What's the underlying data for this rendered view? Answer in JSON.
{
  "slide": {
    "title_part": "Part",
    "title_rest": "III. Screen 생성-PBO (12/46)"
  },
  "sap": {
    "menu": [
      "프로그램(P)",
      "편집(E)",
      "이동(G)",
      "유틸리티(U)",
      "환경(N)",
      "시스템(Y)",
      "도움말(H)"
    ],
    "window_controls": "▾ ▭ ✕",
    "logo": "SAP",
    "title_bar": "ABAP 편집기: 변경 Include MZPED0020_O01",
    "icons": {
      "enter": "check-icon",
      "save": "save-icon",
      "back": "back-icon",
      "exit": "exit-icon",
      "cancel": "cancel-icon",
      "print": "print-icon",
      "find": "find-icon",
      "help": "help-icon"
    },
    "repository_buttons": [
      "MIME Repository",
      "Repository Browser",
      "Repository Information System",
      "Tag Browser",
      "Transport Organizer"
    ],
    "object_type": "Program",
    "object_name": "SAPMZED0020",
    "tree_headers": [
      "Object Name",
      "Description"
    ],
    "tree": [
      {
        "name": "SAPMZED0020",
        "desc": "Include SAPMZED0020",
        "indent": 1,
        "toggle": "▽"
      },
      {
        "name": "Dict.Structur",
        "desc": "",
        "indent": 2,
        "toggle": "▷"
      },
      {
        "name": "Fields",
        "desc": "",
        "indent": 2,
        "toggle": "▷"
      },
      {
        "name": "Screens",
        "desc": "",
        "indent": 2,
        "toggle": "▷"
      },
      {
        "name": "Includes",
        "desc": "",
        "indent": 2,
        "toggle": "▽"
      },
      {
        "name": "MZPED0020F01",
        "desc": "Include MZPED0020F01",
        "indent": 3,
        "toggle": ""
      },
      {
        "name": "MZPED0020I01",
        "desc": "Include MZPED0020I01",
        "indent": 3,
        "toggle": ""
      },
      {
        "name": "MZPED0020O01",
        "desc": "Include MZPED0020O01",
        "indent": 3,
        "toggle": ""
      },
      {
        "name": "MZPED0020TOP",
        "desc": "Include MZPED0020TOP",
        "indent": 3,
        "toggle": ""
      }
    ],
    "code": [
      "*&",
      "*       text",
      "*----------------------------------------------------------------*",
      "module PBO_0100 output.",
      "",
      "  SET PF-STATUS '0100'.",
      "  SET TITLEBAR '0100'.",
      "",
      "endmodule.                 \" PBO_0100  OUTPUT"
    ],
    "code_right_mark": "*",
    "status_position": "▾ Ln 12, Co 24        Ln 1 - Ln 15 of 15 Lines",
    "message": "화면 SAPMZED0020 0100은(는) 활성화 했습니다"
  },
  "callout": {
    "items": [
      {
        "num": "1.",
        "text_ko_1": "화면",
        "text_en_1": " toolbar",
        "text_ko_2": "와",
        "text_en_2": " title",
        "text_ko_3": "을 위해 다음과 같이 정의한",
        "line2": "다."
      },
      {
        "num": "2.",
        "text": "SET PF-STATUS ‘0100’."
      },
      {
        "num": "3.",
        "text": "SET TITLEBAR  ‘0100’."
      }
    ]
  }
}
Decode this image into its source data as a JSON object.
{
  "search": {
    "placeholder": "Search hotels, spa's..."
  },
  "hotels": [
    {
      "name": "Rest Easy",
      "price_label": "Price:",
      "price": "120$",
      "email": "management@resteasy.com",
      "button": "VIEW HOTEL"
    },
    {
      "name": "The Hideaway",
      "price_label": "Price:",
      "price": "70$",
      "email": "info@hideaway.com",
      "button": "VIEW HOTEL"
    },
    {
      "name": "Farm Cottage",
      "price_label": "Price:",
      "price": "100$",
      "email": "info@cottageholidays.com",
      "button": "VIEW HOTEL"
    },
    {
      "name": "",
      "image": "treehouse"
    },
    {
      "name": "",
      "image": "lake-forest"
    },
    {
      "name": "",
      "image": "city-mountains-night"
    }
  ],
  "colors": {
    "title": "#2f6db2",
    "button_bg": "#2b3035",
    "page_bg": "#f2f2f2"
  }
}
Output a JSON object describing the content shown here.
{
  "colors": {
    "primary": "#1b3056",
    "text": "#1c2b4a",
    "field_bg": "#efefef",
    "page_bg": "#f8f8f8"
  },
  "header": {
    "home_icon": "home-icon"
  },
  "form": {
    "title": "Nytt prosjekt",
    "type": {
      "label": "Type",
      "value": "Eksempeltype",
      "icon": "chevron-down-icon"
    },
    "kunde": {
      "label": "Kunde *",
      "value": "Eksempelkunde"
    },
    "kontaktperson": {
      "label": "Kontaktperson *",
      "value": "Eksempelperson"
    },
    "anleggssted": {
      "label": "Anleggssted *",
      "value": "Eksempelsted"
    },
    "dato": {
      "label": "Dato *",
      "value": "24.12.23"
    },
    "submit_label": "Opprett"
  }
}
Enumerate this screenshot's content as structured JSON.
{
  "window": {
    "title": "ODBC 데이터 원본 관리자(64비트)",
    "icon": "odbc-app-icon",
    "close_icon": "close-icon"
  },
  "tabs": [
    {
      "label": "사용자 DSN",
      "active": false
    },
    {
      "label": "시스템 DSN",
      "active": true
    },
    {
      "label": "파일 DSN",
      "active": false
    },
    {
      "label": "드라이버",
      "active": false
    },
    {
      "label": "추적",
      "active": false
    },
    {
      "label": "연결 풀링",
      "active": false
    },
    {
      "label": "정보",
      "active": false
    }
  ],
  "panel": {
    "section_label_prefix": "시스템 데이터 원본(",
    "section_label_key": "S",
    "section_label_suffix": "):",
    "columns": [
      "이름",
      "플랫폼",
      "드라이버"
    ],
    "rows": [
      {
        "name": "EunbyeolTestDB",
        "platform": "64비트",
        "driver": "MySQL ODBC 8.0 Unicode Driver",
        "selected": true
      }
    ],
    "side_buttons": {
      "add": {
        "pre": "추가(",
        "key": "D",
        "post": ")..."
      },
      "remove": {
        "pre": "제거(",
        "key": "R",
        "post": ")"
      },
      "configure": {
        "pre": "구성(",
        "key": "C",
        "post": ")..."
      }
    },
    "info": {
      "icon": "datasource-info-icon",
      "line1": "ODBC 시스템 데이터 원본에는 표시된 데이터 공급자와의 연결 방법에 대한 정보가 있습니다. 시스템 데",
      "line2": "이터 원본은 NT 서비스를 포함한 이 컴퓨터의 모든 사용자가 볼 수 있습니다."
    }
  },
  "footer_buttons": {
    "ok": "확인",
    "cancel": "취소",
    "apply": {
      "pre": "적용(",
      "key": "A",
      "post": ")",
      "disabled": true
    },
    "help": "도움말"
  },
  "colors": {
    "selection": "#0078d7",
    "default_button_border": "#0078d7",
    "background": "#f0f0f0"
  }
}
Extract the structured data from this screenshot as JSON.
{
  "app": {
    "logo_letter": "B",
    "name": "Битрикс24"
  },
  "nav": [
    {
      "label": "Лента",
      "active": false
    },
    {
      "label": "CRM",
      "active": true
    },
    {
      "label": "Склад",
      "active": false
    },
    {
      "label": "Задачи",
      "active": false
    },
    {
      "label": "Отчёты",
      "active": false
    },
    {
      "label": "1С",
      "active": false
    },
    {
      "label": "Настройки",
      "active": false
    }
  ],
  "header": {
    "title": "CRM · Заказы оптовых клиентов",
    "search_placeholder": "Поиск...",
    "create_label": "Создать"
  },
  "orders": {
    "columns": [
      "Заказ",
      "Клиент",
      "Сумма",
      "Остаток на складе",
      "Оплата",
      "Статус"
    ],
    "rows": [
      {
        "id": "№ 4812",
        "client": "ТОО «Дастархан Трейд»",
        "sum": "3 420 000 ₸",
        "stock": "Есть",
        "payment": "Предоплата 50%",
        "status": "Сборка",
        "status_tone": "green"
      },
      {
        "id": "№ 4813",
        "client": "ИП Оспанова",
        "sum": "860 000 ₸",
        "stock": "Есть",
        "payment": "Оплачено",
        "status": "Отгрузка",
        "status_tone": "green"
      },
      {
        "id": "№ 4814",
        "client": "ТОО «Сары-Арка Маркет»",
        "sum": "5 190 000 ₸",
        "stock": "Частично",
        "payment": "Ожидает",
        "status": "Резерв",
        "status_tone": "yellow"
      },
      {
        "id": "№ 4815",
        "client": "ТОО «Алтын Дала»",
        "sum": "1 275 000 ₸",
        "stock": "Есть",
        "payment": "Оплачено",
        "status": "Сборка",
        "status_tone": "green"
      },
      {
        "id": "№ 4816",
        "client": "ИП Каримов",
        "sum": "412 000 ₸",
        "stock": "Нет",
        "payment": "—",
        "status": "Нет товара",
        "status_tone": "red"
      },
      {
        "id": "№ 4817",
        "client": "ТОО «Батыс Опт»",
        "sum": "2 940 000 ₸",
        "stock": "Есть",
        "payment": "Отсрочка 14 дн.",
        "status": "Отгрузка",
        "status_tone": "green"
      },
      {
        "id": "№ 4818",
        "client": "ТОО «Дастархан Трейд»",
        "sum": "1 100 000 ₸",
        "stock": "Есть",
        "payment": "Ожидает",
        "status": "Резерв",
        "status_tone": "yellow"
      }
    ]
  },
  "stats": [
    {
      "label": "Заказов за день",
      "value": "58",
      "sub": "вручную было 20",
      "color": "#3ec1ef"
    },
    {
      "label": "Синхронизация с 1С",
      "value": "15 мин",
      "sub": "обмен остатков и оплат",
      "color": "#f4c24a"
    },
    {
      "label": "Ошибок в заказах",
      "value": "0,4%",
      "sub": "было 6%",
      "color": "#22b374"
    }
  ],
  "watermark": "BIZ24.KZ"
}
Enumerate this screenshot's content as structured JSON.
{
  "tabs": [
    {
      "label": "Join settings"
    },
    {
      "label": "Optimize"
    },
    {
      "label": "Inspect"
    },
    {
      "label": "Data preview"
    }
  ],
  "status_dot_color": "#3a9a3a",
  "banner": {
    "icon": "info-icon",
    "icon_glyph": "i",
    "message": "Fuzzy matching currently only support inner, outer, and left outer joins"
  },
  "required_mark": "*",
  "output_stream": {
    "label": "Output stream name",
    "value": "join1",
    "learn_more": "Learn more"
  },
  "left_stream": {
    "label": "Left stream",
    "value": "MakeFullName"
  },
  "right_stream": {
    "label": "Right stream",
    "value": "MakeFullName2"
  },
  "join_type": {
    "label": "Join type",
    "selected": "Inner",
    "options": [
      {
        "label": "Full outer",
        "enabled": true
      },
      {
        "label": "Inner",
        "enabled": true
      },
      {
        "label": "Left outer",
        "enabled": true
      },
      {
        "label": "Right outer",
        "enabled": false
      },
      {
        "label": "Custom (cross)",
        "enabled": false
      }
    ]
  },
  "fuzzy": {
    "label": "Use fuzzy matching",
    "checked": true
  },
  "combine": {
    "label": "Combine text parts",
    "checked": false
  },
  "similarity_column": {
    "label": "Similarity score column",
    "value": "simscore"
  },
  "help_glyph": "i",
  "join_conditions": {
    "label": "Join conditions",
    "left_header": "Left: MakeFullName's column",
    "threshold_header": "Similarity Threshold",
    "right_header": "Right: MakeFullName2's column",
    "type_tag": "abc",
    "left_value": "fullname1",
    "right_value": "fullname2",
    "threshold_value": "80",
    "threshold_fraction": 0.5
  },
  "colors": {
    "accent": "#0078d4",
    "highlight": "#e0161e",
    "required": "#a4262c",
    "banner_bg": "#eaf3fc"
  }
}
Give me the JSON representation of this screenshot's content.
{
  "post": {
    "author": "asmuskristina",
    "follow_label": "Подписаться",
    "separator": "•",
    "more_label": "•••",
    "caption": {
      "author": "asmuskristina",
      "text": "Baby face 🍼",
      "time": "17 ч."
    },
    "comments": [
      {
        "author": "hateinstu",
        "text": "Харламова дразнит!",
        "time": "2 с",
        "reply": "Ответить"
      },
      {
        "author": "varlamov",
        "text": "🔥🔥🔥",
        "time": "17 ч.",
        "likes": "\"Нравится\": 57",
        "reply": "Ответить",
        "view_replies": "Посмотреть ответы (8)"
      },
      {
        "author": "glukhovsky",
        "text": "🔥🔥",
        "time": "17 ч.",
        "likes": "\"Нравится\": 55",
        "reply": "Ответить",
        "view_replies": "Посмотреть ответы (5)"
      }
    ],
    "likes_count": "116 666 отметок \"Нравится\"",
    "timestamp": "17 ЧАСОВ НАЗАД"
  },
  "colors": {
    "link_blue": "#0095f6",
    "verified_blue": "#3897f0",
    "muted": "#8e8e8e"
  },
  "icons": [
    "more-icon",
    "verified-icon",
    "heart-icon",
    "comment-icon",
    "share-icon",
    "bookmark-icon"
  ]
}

---

Set problem - Take every line from the records above that has the word "TITLEBAR" and copy it.

Result for this task -
      "  SET TITLEBAR '0100'.",
        "text": "SET TITLEBAR  ‘0100’."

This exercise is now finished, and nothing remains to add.